(A block of data)

● ● ● ● ● ● ●

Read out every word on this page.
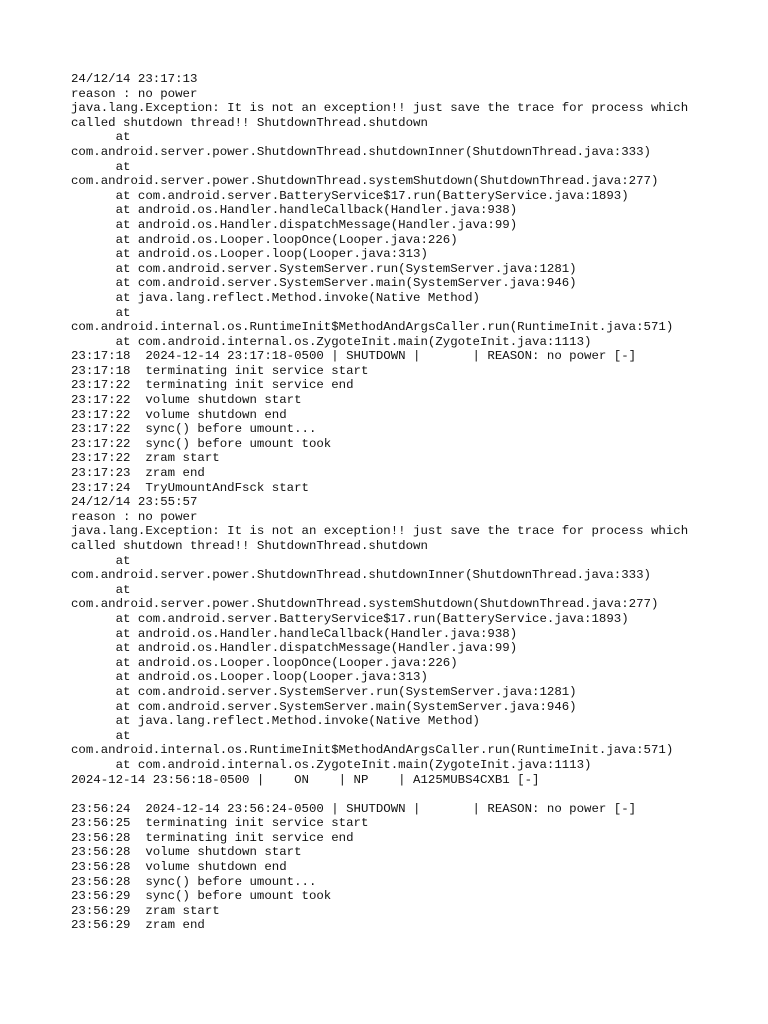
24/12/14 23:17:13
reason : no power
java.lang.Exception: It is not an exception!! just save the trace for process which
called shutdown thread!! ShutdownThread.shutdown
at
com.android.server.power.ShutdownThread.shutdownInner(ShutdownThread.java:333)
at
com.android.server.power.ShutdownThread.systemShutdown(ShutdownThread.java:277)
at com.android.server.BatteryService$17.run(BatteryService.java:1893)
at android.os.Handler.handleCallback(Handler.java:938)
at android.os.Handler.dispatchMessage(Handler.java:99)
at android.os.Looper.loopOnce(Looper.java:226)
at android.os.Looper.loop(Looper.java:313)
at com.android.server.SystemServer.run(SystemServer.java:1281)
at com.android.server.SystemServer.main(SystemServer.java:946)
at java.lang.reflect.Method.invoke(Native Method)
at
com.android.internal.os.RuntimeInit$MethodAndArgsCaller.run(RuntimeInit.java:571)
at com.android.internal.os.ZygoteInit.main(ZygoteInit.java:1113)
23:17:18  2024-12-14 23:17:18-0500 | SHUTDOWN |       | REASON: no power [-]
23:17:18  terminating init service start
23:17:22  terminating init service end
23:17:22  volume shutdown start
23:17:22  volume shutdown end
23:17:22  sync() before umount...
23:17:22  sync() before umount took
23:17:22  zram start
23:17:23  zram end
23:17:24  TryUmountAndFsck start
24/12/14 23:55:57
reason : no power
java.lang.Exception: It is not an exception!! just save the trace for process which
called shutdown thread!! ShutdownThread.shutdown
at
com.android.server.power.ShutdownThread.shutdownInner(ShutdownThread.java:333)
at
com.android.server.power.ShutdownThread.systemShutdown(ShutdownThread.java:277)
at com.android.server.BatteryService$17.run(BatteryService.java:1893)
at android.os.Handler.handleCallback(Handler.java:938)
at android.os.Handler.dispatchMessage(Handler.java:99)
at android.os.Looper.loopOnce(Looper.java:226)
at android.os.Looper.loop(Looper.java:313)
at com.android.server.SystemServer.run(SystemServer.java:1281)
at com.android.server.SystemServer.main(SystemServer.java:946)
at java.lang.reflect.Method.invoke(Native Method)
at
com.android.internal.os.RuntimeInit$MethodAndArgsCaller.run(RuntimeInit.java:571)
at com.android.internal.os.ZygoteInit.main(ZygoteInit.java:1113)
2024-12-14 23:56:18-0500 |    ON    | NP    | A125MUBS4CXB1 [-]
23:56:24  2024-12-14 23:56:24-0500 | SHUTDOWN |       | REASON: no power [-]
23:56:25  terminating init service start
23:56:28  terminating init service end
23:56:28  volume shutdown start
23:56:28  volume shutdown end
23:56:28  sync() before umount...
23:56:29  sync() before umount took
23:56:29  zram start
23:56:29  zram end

● ● ● ● ● ● ●

Pictures in the records above are not copied; print everything else exactly.

### RESULT
Read out every word on this page.
24/12/14 23:17:13
reason : no power
java.lang.Exception: It is not an exception!! just save the trace for process which
called shutdown thread!! ShutdownThread.shutdown
at
com.android.server.power.ShutdownThread.shutdownInner(ShutdownThread.java:333)
at
com.android.server.power.ShutdownThread.systemShutdown(ShutdownThread.java:277)
at com.android.server.BatteryService$17.run(BatteryService.java:1893)
at android.os.Handler.handleCallback(Handler.java:938)
at android.os.Handler.dispatchMessage(Handler.java:99)
at android.os.Looper.loopOnce(Looper.java:226)
at android.os.Looper.loop(Looper.java:313)
at com.android.server.SystemServer.run(SystemServer.java:1281)
at com.android.server.SystemServer.main(SystemServer.java:946)
at java.lang.reflect.Method.invoke(Native Method)
at
com.android.internal.os.RuntimeInit$MethodAndArgsCaller.run(RuntimeInit.java:571)
at com.android.internal.os.ZygoteInit.main(ZygoteInit.java:1113)
23:17:18  2024-12-14 23:17:18-0500 | SHUTDOWN |       | REASON: no power [-]
23:17:18  terminating init service start
23:17:22  terminating init service end
23:17:22  volume shutdown start
23:17:22  volume shutdown end
23:17:22  sync() before umount...
23:17:22  sync() before umount took
23:17:22  zram start
23:17:23  zram end
23:17:24  TryUmountAndFsck start
24/12/14 23:55:57
reason : no power
java.lang.Exception: It is not an exception!! just save the trace for process which
called shutdown thread!! ShutdownThread.shutdown
at
com.android.server.power.ShutdownThread.shutdownInner(ShutdownThread.java:333)
at
com.android.server.power.ShutdownThread.systemShutdown(ShutdownThread.java:277)
at com.android.server.BatteryService$17.run(BatteryService.java:1893)
at android.os.Handler.handleCallback(Handler.java:938)
at android.os.Handler.dispatchMessage(Handler.java:99)
at android.os.Looper.loopOnce(Looper.java:226)
at android.os.Looper.loop(Looper.java:313)
at com.android.server.SystemServer.run(SystemServer.java:1281)
at com.android.server.SystemServer.main(SystemServer.java:946)
at java.lang.reflect.Method.invoke(Native Method)
at
com.android.internal.os.RuntimeInit$MethodAndArgsCaller.run(RuntimeInit.java:571)
at com.android.internal.os.ZygoteInit.main(ZygoteInit.java:1113)
2024-12-14 23:56:18-0500 |    ON    | NP    | A125MUBS4CXB1 [-]
23:56:24  2024-12-14 23:56:24-0500 | SHUTDOWN |       | REASON: no power [-]
23:56:25  terminating init service start
23:56:28  terminating init service end
23:56:28  volume shutdown start
23:56:28  volume shutdown end
23:56:28  sync() before umount...
23:56:29  sync() before umount took
23:56:29  zram start
23:56:29  zram end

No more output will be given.